» Work to be completed
Copy out all the entries exactly.

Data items
* * *

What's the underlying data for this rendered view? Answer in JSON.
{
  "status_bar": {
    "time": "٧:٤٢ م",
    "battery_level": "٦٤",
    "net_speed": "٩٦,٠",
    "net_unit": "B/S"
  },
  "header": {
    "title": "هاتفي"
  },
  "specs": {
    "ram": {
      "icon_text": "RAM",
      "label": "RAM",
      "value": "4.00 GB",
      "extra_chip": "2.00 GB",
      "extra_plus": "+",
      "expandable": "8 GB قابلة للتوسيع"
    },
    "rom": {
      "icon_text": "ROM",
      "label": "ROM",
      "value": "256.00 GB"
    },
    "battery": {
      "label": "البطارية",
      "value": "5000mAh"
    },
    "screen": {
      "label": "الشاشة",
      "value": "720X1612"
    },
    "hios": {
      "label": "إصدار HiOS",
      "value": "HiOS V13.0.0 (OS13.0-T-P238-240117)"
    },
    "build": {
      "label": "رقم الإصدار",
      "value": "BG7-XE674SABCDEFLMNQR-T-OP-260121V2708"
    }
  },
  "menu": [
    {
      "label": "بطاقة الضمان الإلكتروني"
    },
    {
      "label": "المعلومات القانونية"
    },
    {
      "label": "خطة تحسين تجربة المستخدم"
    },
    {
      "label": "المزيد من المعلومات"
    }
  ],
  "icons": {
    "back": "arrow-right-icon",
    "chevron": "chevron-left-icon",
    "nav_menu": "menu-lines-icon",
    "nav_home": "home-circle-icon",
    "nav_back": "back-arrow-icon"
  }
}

* * *

» Correct output
What's the underlying data for this rendered view? Answer in JSON.
{
  "status_bar": {
    "time": "٧:٤٢ م",
    "battery_level": "٦٤",
    "net_speed": "٩٦,٠",
    "net_unit": "B/S"
  },
  "header": {
    "title": "هاتفي"
  },
  "specs": {
    "ram": {
      "icon_text": "RAM",
      "label": "RAM",
      "value": "4.00 GB",
      "extra_chip": "2.00 GB",
      "extra_plus": "+",
      "expandable": "8 GB قابلة للتوسيع"
    },
    "rom": {
      "icon_text": "ROM",
      "label": "ROM",
      "value": "256.00 GB"
    },
    "battery": {
      "label": "البطارية",
      "value": "5000mAh"
    },
    "screen": {
      "label": "الشاشة",
      "value": "720X1612"
    },
    "hios": {
      "label": "إصدار HiOS",
      "value": "HiOS V13.0.0 (OS13.0-T-P238-240117)"
    },
    "build": {
      "label": "رقم الإصدار",
      "value": "BG7-XE674SABCDEFLMNQR-T-OP-260121V2708"
    }
  },
  "menu": [
    {
      "label": "بطاقة الضمان الإلكتروني"
    },
    {
      "label": "المعلومات القانونية"
    },
    {
      "label": "خطة تحسين تجربة المستخدم"
    },
    {
      "label": "المزيد من المعلومات"
    }
  ],
  "icons": {
    "back": "arrow-right-icon",
    "chevron": "chevron-left-icon",
    "nav_menu": "menu-lines-icon",
    "nav_home": "home-circle-icon",
    "nav_back": "back-arrow-icon"
  }
}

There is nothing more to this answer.